◆ **Data**
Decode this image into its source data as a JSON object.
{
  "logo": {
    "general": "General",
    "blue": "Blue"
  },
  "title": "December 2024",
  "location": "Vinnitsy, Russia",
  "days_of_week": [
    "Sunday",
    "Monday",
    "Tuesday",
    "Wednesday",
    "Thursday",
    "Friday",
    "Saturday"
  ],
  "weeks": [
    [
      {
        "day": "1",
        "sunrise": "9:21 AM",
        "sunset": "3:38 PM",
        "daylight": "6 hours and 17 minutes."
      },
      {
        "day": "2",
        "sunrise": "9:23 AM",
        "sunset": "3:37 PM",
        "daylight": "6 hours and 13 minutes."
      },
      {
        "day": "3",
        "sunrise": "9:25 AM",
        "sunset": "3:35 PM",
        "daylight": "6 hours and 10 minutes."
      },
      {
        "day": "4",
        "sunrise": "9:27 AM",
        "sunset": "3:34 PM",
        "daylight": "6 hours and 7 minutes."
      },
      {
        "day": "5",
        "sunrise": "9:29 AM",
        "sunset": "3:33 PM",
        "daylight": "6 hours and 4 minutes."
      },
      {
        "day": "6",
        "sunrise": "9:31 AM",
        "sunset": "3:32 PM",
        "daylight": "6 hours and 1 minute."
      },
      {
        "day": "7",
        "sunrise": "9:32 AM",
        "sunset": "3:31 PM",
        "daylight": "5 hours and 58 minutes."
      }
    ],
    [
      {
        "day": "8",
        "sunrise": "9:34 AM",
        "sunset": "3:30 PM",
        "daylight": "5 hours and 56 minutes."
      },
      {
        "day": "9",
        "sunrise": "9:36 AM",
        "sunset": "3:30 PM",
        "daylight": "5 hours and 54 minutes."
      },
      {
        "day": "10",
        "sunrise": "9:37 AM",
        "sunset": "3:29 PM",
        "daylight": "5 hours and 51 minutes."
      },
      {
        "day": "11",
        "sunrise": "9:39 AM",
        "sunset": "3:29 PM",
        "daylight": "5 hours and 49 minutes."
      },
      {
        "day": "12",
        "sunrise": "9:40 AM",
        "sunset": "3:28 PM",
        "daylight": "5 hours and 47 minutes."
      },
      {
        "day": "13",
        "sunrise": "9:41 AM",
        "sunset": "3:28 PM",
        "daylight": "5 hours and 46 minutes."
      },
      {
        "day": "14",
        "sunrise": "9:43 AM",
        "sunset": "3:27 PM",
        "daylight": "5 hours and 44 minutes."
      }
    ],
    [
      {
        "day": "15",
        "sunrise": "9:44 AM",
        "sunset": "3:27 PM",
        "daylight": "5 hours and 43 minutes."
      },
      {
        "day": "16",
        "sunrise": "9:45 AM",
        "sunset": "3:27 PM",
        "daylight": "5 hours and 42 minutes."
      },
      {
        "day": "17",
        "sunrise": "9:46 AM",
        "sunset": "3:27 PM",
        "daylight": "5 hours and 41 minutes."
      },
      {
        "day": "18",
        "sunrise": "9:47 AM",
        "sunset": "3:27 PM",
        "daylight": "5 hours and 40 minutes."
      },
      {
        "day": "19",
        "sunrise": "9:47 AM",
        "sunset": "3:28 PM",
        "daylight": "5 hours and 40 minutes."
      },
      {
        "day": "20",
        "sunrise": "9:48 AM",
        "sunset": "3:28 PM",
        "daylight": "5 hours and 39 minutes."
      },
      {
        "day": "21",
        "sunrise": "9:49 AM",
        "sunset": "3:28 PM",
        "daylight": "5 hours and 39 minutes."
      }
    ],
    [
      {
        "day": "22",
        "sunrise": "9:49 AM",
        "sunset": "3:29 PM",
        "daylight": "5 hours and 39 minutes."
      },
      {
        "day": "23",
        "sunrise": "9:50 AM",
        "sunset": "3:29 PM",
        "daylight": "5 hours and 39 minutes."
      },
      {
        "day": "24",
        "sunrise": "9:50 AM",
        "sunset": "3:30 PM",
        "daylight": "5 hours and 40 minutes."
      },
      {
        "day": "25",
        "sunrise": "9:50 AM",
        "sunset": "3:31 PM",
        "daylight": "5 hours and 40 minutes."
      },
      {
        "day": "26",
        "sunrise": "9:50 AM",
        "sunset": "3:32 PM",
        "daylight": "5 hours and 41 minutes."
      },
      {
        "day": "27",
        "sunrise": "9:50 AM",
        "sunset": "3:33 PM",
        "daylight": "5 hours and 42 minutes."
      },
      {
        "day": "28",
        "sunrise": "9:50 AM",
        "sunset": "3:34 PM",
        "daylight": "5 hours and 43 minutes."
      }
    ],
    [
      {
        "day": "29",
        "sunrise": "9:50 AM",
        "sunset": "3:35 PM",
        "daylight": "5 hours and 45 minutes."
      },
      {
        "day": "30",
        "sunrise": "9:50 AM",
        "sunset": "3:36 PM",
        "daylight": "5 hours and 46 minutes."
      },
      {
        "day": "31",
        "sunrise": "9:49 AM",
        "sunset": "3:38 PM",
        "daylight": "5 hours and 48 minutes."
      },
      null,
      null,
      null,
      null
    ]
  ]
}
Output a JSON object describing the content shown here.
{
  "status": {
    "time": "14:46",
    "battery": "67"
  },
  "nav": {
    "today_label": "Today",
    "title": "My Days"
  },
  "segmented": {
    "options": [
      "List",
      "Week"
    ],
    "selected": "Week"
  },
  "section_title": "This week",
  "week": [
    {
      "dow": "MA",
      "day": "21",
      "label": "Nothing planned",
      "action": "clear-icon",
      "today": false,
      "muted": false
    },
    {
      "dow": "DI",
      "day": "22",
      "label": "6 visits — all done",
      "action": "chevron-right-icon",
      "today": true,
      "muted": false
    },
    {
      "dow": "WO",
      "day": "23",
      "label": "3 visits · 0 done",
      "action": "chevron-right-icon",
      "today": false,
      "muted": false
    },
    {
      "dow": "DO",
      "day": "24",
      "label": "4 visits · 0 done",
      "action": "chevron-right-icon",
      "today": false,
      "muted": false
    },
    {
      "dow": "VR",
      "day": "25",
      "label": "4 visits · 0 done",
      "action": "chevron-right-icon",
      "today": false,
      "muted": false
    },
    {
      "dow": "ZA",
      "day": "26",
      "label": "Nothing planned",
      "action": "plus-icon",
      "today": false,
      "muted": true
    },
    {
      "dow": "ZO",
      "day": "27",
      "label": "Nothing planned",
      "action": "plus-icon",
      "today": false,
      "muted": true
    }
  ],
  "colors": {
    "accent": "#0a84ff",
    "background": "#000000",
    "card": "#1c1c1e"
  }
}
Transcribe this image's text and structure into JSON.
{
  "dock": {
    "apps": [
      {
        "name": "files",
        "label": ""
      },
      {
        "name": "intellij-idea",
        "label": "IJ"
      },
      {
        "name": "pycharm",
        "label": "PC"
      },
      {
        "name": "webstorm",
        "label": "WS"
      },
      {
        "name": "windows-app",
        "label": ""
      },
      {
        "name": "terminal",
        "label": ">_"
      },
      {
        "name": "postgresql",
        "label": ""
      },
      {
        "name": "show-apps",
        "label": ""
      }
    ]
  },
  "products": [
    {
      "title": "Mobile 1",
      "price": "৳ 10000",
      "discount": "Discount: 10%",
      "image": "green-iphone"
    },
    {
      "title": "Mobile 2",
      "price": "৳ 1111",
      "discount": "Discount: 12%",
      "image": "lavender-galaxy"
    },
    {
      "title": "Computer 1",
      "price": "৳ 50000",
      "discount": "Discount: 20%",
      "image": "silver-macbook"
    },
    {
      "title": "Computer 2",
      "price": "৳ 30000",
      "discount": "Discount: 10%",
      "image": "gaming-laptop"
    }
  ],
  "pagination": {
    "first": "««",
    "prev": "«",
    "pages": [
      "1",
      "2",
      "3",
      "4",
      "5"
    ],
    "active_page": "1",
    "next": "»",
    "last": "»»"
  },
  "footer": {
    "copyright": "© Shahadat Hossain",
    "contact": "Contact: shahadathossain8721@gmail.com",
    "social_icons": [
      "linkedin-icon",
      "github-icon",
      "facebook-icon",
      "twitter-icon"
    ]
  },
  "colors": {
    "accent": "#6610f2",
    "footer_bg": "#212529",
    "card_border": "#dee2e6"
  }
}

◆ **Written task**
Spot every line that holds "price" and copy it.

◆ **Task response**
      "price": "৳ 10000",
      "price": "৳ 1111",
      "price": "৳ 50000",
      "price": "৳ 30000",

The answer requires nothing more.